Information supplied →
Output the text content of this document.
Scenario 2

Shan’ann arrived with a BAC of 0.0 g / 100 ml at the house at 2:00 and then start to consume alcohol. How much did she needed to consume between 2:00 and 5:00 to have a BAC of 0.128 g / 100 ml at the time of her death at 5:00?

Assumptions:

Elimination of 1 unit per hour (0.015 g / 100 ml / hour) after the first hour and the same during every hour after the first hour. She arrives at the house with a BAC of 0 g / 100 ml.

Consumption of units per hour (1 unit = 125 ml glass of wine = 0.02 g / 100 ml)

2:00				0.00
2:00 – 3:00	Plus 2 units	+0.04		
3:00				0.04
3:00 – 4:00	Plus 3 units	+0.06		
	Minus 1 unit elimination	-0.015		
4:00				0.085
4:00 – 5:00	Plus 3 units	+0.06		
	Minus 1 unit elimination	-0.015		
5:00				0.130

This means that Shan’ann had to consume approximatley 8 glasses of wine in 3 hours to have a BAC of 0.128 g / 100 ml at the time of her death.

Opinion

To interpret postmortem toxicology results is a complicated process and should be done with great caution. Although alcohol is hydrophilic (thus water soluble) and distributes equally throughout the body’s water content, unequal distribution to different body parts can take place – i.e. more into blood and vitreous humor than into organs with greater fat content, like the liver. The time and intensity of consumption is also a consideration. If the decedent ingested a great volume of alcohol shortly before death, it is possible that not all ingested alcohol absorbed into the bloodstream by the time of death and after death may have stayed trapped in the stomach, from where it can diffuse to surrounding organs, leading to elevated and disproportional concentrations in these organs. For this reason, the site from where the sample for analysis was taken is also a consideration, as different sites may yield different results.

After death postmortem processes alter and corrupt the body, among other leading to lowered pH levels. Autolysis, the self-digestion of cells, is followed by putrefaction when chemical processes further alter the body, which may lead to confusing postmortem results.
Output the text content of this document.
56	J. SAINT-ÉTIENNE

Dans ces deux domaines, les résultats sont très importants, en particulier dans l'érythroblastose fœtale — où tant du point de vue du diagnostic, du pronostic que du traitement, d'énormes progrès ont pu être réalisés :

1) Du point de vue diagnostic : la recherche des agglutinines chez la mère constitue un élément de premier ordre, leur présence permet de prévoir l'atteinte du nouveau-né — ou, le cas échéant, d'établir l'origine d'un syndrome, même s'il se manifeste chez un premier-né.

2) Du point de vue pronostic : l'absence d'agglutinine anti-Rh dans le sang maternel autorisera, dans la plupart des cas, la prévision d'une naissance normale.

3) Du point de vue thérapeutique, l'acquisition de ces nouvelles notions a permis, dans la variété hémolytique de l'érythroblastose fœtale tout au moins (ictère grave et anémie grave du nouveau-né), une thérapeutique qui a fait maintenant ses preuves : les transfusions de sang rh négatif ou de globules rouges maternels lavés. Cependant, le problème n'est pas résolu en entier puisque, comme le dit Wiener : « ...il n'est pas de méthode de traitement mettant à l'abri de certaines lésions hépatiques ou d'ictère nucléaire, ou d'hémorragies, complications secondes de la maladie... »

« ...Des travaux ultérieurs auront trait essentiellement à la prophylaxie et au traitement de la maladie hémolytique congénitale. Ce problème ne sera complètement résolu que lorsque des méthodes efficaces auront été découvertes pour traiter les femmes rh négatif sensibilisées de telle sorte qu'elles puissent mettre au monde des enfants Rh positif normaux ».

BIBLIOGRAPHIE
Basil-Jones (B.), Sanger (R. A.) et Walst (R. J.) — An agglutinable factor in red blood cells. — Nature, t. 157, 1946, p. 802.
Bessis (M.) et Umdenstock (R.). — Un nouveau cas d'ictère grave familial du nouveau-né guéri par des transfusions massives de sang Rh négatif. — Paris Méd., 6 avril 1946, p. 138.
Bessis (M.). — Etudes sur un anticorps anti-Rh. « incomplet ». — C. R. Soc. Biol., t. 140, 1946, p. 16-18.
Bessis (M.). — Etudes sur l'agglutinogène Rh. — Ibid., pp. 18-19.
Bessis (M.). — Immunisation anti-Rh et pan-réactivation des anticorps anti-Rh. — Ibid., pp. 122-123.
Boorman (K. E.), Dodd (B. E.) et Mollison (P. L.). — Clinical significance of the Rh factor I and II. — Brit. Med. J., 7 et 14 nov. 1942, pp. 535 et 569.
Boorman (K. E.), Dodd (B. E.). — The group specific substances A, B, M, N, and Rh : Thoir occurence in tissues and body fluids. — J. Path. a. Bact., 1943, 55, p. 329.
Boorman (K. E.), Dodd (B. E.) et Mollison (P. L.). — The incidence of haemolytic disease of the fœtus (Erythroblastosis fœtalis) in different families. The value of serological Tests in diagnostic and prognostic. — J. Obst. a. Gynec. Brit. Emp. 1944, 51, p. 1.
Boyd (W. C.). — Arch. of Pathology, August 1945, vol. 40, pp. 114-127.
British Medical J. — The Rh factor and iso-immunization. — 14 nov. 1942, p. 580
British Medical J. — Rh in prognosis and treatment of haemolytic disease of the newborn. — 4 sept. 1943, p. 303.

Task directions → Answer with a number alone: how many lines of the listing above include the string "units"?

Exercise solution → 4